Copy the data below line for line, with no changes.

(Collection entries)

+ + + + + + +

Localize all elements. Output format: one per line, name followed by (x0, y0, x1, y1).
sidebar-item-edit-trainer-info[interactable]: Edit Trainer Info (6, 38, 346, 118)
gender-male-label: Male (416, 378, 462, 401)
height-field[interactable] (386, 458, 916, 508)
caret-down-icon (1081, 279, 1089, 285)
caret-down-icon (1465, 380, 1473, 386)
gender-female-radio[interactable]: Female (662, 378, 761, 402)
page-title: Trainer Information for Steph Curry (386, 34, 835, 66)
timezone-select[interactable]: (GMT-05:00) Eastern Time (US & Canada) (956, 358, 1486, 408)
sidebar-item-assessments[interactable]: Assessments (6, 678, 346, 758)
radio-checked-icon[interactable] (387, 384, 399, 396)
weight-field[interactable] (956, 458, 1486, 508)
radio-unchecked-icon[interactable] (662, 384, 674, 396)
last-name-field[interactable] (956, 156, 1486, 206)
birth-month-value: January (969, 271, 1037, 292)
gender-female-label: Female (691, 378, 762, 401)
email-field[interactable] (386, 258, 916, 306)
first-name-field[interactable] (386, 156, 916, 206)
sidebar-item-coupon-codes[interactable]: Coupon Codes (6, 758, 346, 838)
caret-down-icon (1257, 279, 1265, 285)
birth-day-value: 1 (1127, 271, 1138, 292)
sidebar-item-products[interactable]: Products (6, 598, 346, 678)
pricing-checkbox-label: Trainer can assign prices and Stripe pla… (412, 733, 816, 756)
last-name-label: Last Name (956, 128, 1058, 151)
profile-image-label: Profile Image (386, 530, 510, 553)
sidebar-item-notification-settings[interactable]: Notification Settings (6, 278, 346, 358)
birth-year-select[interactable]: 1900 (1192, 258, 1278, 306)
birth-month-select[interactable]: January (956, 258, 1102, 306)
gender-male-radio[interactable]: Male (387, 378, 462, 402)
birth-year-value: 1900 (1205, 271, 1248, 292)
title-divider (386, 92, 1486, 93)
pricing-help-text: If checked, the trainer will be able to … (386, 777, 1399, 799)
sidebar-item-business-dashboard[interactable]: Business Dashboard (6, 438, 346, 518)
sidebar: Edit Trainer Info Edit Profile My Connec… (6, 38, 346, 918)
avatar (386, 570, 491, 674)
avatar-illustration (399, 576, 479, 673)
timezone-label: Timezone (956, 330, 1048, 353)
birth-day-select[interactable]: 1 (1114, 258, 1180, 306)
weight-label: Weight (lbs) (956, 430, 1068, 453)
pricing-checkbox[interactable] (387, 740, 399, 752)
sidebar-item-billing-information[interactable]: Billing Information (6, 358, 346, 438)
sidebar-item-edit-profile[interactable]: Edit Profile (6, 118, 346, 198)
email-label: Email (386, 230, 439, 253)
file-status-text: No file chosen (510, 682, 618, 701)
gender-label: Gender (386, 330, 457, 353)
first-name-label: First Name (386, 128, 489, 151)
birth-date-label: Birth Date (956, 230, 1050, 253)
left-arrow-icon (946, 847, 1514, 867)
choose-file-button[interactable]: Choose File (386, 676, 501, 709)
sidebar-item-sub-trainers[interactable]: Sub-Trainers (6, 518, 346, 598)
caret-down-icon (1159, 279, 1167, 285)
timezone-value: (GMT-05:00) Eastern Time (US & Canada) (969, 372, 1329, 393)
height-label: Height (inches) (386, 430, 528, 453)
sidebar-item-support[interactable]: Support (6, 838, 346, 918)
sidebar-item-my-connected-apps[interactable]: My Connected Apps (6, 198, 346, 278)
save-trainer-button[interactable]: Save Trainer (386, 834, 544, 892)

+ + + + + + +

▶ **Result of the exercise**
Localize all elements. Output format: one per line, name followed by (x0, y0, x1, y1).
sidebar-item-edit-trainer-info[interactable]: Edit Trainer Info (6, 38, 346, 118)
gender-male-label: Male (416, 378, 462, 401)
height-field[interactable] (386, 458, 916, 508)
caret-down-icon (1081, 279, 1089, 285)
caret-down-icon (1465, 380, 1473, 386)
gender-female-radio[interactable]: Female (662, 378, 761, 402)
page-title: Trainer Information for Steph Curry (386, 34, 835, 66)
timezone-select[interactable]: (GMT-05:00) Eastern Time (US & Canada) (956, 358, 1486, 408)
sidebar-item-assessments[interactable]: Assessments (6, 678, 346, 758)
radio-checked-icon[interactable] (387, 384, 399, 396)
weight-field[interactable] (956, 458, 1486, 508)
radio-unchecked-icon[interactable] (662, 384, 674, 396)
last-name-field[interactable] (956, 156, 1486, 206)
birth-month-value: January (969, 271, 1037, 292)
gender-female-label: Female (691, 378, 762, 401)
email-field[interactable] (386, 258, 916, 306)
first-name-field[interactable] (386, 156, 916, 206)
sidebar-item-coupon-codes[interactable]: Coupon Codes (6, 758, 346, 838)
caret-down-icon (1257, 279, 1265, 285)
birth-day-value: 1 (1127, 271, 1138, 292)
sidebar-item-products[interactable]: Products (6, 598, 346, 678)
pricing-checkbox-label: Trainer can assign prices and Stripe pla… (412, 733, 816, 756)
last-name-label: Last Name (956, 128, 1058, 151)
profile-image-label: Profile Image (386, 530, 510, 553)
sidebar-item-notification-settings[interactable]: Notification Settings (6, 278, 346, 358)
birth-year-select[interactable]: 1900 (1192, 258, 1278, 306)
birth-month-select[interactable]: January (956, 258, 1102, 306)
gender-male-radio[interactable]: Male (387, 378, 462, 402)
birth-year-value: 1900 (1205, 271, 1248, 292)
title-divider (386, 92, 1486, 93)
pricing-help-text: If checked, the trainer will be able to … (386, 777, 1399, 799)
sidebar-item-business-dashboard[interactable]: Business Dashboard (6, 438, 346, 518)
sidebar: Edit Trainer Info Edit Profile My Connec… (6, 38, 346, 918)
avatar (386, 570, 491, 674)
avatar-illustration (399, 576, 479, 673)
timezone-label: Timezone (956, 330, 1048, 353)
birth-day-select[interactable]: 1 (1114, 258, 1180, 306)
weight-label: Weight (lbs) (956, 430, 1068, 453)
pricing-checkbox[interactable] (387, 740, 399, 752)
sidebar-item-billing-information[interactable]: Billing Information (6, 358, 346, 438)
sidebar-item-edit-profile[interactable]: Edit Profile (6, 118, 346, 198)
email-label: Email (386, 230, 439, 253)
file-status-text: No file chosen (510, 682, 618, 701)
gender-label: Gender (386, 330, 457, 353)
first-name-label: First Name (386, 128, 489, 151)
birth-date-label: Birth Date (956, 230, 1050, 253)
left-arrow-icon (946, 847, 1514, 867)
choose-file-button[interactable]: Choose File (386, 676, 501, 709)
sidebar-item-sub-trainers[interactable]: Sub-Trainers (6, 518, 346, 598)
caret-down-icon (1159, 279, 1167, 285)
timezone-value: (GMT-05:00) Eastern Time (US & Canada) (969, 372, 1329, 393)
height-label: Height (inches) (386, 430, 528, 453)
sidebar-item-support[interactable]: Support (6, 838, 346, 918)
sidebar-item-my-connected-apps[interactable]: My Connected Apps (6, 198, 346, 278)
save-trainer-button[interactable]: Save Trainer (386, 834, 544, 892)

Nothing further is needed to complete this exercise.